__DIRECTIONS FOR THIS TASK__: Copy the data word for word, from its first line through the line that contains "x-tick-label: Paper towel".

____ DATA RECORDS

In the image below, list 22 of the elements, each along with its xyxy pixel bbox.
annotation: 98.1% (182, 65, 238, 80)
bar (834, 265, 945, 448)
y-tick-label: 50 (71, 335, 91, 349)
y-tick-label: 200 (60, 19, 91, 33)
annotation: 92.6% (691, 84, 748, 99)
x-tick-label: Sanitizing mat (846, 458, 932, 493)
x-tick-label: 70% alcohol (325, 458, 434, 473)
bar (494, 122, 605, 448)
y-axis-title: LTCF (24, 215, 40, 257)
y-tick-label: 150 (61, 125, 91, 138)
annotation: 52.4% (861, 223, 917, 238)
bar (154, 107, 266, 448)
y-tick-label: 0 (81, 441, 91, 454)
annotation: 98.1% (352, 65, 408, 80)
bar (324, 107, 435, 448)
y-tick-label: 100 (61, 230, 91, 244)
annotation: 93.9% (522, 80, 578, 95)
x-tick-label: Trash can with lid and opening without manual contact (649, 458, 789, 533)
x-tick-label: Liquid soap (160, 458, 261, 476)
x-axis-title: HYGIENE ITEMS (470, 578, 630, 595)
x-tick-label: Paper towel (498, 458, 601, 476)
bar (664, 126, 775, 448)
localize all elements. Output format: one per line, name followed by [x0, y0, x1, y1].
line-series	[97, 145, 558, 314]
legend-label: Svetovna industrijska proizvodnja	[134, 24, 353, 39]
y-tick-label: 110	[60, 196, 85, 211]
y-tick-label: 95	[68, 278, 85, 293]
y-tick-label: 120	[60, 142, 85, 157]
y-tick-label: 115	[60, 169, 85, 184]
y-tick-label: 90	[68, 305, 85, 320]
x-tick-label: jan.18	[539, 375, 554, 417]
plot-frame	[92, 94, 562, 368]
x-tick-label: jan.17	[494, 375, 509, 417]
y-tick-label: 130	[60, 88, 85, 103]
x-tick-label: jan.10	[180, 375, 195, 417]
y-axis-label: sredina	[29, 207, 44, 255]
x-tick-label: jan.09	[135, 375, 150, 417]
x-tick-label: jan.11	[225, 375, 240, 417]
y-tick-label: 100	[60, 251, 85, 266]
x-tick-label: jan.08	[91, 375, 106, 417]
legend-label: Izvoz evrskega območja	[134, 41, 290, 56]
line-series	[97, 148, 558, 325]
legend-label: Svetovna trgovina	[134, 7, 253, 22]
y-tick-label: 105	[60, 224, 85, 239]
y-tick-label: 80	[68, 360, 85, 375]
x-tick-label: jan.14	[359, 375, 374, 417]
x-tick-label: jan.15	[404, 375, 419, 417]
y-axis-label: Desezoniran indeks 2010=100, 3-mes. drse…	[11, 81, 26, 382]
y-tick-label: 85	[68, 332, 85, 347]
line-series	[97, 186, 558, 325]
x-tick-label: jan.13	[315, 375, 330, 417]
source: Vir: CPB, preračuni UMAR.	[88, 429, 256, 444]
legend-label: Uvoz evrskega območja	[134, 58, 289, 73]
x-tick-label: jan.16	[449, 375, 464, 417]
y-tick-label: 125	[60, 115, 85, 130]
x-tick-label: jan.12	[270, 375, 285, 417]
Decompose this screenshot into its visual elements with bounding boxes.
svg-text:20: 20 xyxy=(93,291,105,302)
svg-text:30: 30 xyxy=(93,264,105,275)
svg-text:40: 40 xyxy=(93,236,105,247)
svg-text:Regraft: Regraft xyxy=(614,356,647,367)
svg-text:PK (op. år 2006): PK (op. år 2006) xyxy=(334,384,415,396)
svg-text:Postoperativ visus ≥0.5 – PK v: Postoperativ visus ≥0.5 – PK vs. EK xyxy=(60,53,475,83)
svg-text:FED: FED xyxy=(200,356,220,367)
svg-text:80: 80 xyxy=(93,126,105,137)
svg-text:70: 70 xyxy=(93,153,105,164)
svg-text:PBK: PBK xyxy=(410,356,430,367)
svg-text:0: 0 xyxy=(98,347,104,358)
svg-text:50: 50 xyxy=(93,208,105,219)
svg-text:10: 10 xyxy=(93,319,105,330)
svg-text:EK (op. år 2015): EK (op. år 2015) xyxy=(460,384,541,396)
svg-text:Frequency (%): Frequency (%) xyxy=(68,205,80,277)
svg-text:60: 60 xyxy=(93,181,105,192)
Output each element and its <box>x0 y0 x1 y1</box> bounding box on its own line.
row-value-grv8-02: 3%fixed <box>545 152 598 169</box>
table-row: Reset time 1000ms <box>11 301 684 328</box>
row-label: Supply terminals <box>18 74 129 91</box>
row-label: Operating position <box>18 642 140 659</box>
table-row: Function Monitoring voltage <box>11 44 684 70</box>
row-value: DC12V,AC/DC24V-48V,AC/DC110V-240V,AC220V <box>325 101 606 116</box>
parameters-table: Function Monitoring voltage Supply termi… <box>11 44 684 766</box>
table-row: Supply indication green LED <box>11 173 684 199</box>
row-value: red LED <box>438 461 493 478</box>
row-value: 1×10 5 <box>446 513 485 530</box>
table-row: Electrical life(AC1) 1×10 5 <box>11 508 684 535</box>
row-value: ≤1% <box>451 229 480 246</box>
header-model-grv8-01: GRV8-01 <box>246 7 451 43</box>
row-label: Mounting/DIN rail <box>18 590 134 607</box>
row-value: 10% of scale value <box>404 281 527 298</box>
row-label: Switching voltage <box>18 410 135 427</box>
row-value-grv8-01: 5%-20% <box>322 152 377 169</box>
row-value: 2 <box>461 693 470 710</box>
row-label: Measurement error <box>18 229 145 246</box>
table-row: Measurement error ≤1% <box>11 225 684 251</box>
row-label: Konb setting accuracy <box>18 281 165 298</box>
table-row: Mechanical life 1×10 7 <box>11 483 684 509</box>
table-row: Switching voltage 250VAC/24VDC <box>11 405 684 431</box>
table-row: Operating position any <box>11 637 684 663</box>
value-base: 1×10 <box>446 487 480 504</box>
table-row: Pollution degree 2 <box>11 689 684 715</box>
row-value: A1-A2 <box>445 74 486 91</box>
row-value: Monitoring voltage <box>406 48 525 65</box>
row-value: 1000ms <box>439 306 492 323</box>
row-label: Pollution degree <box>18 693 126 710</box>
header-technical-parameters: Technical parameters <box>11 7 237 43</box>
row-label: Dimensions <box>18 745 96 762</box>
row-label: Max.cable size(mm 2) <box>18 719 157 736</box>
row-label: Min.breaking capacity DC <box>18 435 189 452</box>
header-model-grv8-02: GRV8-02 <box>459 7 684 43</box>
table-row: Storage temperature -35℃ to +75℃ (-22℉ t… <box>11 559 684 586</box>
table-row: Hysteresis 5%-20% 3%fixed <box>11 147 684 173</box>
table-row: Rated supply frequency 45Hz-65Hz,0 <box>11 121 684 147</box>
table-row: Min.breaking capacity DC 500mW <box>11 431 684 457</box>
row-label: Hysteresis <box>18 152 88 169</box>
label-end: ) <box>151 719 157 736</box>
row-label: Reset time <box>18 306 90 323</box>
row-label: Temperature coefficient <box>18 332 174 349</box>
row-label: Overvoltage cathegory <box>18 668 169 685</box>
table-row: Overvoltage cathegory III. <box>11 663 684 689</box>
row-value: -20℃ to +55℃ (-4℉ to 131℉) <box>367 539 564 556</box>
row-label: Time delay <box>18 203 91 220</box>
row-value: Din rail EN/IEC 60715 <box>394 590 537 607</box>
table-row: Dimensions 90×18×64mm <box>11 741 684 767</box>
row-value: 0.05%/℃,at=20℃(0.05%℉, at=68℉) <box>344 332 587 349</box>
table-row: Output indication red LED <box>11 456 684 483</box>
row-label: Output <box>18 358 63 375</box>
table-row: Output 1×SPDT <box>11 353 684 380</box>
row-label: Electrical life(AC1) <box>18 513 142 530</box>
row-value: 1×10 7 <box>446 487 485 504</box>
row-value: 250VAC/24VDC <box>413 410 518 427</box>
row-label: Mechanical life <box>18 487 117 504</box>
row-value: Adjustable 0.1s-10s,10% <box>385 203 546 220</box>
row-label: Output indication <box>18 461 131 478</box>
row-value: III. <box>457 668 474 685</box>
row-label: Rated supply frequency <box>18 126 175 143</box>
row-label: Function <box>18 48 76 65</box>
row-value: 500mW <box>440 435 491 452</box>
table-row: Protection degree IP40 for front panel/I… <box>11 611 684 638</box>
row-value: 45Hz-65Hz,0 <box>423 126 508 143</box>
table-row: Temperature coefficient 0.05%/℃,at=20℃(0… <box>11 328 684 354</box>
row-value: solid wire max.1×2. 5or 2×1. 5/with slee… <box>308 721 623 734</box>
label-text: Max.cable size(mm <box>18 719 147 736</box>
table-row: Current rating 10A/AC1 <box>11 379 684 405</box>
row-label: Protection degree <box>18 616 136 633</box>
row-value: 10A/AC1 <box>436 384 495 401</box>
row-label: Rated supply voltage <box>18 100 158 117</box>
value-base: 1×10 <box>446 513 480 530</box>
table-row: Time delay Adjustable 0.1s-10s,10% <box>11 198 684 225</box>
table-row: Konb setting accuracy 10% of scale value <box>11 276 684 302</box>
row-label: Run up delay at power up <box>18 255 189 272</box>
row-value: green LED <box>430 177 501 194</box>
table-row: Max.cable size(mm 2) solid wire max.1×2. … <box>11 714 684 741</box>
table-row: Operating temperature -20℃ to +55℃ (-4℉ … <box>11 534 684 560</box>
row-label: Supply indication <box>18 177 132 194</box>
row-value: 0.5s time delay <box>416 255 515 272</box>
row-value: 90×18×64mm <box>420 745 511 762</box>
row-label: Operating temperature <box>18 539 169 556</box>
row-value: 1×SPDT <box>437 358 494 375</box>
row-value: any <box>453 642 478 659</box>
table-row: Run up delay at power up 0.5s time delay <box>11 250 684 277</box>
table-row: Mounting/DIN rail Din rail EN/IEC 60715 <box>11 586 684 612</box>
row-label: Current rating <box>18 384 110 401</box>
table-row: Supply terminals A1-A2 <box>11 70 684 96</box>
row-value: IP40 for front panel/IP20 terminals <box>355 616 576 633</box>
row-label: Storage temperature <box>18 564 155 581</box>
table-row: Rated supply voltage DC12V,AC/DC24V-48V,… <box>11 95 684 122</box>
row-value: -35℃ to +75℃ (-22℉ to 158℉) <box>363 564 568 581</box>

________

__FULL ANSWER__:
In the image below, list 22 of the elements, each along with its xyxy pixel bbox.
annotation: 98.1% (182, 65, 238, 80)
bar (834, 265, 945, 448)
y-tick-label: 50 (71, 335, 91, 349)
y-tick-label: 200 (60, 19, 91, 33)
annotation: 92.6% (691, 84, 748, 99)
x-tick-label: Sanitizing mat (846, 458, 932, 493)
x-tick-label: 70% alcohol (325, 458, 434, 473)
bar (494, 122, 605, 448)
y-axis-title: LTCF (24, 215, 40, 257)
y-tick-label: 150 (61, 125, 91, 138)
annotation: 52.4% (861, 223, 917, 238)
bar (154, 107, 266, 448)
y-tick-label: 0 (81, 441, 91, 454)
annotation: 98.1% (352, 65, 408, 80)
bar (324, 107, 435, 448)
y-tick-label: 100 (61, 230, 91, 244)
annotation: 93.9% (522, 80, 578, 95)
x-tick-label: Trash can with lid and opening without manual contact (649, 458, 789, 533)
x-tick-label: Liquid soap (160, 458, 261, 476)
x-axis-title: HYGIENE ITEMS (470, 578, 630, 595)
x-tick-label: Paper towel (498, 458, 601, 476)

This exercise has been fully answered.